For every line in the data below that contains "this", copy the line.
##### MATERIAL TO PROCESS
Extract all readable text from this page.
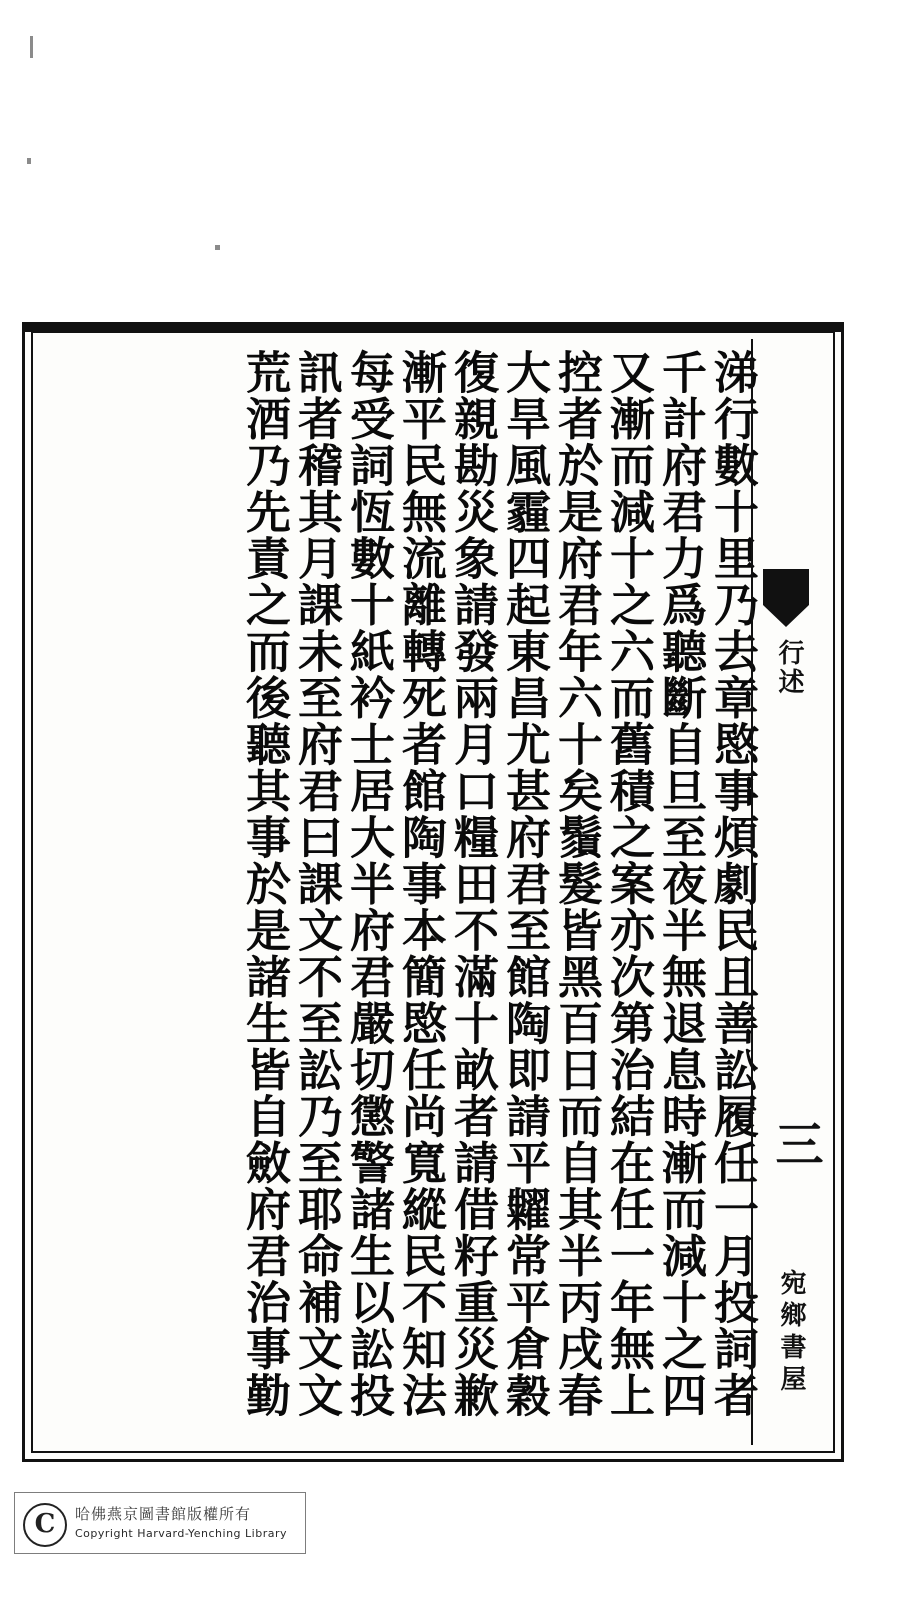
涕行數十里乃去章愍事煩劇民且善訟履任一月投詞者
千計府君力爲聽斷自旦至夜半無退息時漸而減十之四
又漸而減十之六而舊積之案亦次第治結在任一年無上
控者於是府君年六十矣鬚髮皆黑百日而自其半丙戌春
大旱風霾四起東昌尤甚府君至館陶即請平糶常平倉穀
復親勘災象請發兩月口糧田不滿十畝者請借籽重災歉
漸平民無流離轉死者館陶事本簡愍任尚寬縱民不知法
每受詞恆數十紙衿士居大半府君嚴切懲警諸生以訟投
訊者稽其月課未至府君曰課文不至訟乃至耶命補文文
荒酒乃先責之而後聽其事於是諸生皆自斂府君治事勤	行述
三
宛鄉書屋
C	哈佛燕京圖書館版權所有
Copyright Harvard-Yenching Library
##########
##### MATERIAL TO PROCESS
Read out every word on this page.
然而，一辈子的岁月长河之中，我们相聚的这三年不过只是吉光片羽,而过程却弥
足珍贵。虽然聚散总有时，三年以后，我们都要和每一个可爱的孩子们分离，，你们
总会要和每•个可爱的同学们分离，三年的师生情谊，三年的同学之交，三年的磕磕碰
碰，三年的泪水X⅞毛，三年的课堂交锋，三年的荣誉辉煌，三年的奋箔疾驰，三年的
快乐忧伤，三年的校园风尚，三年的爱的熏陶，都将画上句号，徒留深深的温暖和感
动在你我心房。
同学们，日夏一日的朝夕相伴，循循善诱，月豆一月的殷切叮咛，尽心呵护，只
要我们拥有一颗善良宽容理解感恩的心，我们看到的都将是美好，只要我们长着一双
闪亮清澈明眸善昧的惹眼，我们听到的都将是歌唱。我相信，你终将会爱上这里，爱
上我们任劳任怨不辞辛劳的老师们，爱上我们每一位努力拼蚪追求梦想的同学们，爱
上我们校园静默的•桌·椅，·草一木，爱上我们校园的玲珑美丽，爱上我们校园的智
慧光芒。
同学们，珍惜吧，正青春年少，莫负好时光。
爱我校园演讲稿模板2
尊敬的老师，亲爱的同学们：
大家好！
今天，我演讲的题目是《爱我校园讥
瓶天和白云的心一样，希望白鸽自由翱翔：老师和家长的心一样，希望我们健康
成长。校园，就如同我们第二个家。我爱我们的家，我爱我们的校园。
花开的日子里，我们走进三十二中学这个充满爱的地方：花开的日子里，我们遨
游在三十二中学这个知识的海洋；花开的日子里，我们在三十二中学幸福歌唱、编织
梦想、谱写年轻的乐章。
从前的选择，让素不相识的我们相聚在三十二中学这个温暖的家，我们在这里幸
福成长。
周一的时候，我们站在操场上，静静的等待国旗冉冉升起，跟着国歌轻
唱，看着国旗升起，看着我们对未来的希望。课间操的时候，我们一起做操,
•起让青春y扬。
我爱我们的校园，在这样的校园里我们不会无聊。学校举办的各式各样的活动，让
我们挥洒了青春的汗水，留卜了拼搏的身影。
##########
### RESULT OF THE TASK
Extract all readable text from this page.
Read out every word on this page.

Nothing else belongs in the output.